- EXTRACTED INFORMATION

------------------------------------

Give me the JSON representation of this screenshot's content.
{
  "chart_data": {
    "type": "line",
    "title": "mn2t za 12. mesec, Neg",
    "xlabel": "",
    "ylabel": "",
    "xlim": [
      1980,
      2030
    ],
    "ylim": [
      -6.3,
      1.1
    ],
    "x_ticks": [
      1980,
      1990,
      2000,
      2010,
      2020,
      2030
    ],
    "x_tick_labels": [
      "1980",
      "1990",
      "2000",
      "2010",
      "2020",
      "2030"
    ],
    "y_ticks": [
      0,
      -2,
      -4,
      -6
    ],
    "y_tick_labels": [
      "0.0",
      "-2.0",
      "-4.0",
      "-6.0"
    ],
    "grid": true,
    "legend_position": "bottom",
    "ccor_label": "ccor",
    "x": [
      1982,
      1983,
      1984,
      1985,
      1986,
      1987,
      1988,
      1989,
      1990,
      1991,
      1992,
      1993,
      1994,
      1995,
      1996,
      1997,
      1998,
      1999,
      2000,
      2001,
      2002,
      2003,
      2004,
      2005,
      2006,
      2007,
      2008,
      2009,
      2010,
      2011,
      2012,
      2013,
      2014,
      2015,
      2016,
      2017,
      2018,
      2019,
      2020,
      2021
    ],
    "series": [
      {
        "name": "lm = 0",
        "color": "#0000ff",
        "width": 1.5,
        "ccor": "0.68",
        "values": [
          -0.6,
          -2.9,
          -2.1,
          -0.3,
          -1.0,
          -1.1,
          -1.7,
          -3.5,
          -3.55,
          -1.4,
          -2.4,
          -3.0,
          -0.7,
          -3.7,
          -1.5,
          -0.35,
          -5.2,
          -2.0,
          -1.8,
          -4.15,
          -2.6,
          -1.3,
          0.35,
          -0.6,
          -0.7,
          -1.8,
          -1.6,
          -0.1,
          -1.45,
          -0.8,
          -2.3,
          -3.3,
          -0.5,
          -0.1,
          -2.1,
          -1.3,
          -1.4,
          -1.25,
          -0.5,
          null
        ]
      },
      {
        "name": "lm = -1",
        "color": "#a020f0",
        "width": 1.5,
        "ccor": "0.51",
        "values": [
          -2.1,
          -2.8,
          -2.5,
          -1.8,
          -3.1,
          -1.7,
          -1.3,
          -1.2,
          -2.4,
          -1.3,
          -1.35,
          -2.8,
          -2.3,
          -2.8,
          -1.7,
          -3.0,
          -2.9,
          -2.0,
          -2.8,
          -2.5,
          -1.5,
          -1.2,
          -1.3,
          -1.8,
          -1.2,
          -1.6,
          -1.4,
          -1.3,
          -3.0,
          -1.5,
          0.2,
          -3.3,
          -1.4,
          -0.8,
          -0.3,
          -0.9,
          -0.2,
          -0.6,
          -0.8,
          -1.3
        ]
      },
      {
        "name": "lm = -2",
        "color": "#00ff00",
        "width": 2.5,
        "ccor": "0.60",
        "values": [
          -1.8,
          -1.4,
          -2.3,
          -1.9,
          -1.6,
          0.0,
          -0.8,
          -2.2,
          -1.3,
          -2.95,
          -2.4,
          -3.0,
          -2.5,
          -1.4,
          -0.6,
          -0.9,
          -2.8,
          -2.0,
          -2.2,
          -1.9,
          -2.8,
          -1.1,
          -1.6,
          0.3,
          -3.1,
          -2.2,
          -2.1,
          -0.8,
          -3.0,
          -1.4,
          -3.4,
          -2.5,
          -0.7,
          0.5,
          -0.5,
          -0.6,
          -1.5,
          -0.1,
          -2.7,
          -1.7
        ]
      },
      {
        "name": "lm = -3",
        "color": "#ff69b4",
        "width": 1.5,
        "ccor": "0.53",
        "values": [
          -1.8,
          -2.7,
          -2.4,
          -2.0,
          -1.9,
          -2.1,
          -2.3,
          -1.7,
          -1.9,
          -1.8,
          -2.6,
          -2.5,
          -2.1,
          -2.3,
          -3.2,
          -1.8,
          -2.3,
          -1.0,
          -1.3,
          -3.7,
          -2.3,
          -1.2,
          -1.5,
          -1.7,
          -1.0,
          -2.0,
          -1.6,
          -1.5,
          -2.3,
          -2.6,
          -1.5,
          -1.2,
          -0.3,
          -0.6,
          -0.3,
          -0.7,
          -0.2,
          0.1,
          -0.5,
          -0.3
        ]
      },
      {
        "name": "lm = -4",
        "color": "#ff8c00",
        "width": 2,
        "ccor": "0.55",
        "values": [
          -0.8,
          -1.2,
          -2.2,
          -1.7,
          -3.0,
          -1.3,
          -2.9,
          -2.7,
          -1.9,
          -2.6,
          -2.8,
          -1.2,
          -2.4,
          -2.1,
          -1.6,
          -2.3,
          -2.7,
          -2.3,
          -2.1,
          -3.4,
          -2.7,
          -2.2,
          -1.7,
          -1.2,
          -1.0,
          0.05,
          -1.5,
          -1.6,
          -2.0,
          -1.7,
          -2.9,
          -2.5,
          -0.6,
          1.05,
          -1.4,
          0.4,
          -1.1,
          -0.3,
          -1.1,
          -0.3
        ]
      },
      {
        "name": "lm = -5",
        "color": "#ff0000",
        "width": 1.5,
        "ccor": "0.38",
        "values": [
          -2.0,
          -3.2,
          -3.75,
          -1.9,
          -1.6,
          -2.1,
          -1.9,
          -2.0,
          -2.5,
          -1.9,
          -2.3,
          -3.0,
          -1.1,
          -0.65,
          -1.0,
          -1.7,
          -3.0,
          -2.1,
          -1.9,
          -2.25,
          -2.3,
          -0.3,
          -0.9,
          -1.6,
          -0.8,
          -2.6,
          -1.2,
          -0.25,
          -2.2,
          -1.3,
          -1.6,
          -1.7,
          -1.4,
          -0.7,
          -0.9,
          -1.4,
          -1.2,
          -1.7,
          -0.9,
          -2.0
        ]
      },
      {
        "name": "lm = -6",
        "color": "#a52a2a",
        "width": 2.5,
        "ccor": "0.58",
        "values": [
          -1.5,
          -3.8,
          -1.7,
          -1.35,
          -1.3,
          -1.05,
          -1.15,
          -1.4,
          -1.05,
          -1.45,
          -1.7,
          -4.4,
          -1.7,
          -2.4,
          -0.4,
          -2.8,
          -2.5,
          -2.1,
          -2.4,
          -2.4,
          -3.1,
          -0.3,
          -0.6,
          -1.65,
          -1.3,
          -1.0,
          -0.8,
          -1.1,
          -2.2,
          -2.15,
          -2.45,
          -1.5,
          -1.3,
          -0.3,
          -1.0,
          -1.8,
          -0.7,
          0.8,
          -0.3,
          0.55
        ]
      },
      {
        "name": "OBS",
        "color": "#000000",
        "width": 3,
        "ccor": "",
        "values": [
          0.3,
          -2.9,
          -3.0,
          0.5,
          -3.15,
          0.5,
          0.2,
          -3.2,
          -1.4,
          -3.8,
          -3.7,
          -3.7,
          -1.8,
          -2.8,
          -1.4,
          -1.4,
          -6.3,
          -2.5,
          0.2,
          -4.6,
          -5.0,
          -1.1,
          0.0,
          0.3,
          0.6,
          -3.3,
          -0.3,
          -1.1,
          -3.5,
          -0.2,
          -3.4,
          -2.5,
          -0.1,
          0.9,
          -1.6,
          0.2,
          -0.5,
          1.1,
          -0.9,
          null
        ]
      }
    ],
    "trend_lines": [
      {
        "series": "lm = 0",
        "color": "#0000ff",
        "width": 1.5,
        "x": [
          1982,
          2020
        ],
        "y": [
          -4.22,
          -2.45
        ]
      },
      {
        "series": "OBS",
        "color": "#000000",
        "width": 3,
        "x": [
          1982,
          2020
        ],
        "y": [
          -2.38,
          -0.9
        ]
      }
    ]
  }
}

------------------------------------

Of the lines in the listing above, how many hold the string "name"? Reply with the number only.

- COMPLETED EXERCISE
8